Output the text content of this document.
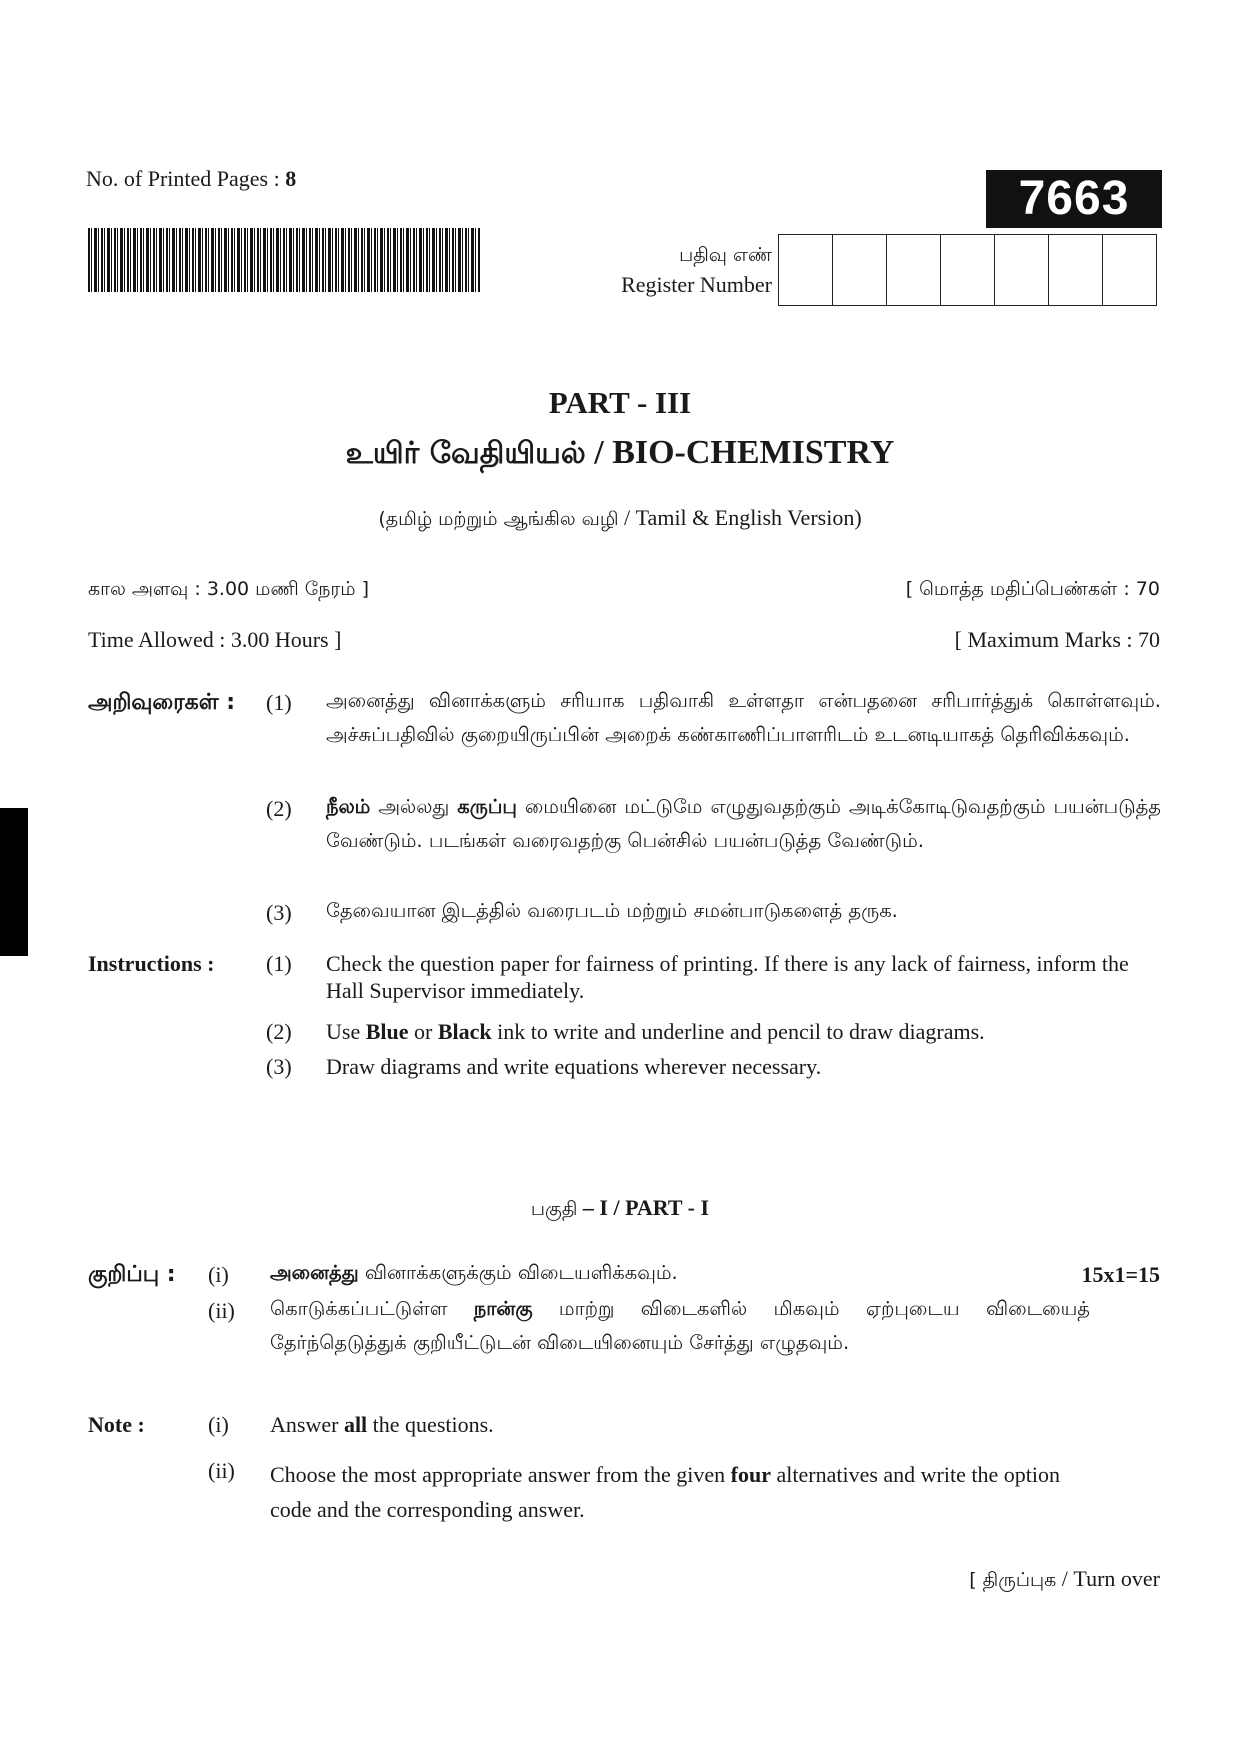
No. of Printed Pages : 8	7663
பதிவு எண்
Register Number
PART - III
உயிர் வேதியியல் / BIO-CHEMISTRY
(தமிழ் மற்றும் ஆங்கில வழி / Tamil & English Version)
கால அளவு : 3.00 மணி நேரம் ]	[ மொத்த மதிப்பெண்கள் : 70
Time Allowed : 3.00 Hours ]	[ Maximum Marks : 70
அறிவுரைகள் : (1)	அனைத்து வினாக்களும் சரியாக பதிவாகி உள்ளதா என்பதனை சரிபார்த்துக் கொள்ளவும். அச்சுப்பதிவில் குறையிருப்பின் அறைக் கண்காணிப்பாளரிடம் உடனடியாகத் தெரிவிக்கவும்.
(2)	நீலம் அல்லது கருப்பு மையினை மட்டுமே எழுதுவதற்கும் அடிக்கோடிடுவதற்கும் பயன்படுத்த வேண்டும். படங்கள் வரைவதற்கு பென்சில் பயன்படுத்த வேண்டும்.
(3)	தேவையான இடத்தில் வரைபடம் மற்றும் சமன்பாடுகளைத் தருக.
Instructions : (1)	Check the question paper for fairness of printing. If there is any lack of fairness, inform the Hall Supervisor immediately.
(2)	Use Blue or Black ink to write and underline and pencil to draw diagrams.
(3)	Draw diagrams and write equations wherever necessary.
பகுதி – I / PART - I
குறிப்பு : (i) அனைத்து வினாக்களுக்கும் விடையளிக்கவும்.	15x1=15
(ii) கொடுக்கப்பட்டுள்ள நான்கு மாற்று விடைகளில் மிகவும் ஏற்புடைய விடையைத் தேர்ந்தெடுத்துக் குறியீட்டுடன் விடையினையும் சேர்த்து எழுதவும்.
Note :	(i) Answer all the questions.
(ii) Choose the most appropriate answer from the given four alternatives and write the option code and the corresponding answer.
[ திருப்புக / Turn over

◆ **Task instructions**
Pick out every line above that holds the word "write" and copy it.

◆ **Task response**
(2)	Use Blue or Black ink to write and underline and pencil to draw diagrams.
(3)	Draw diagrams and write equations wherever necessary.
(ii) Choose the most appropriate answer from the given four alternatives and write the option code and the corresponding answer.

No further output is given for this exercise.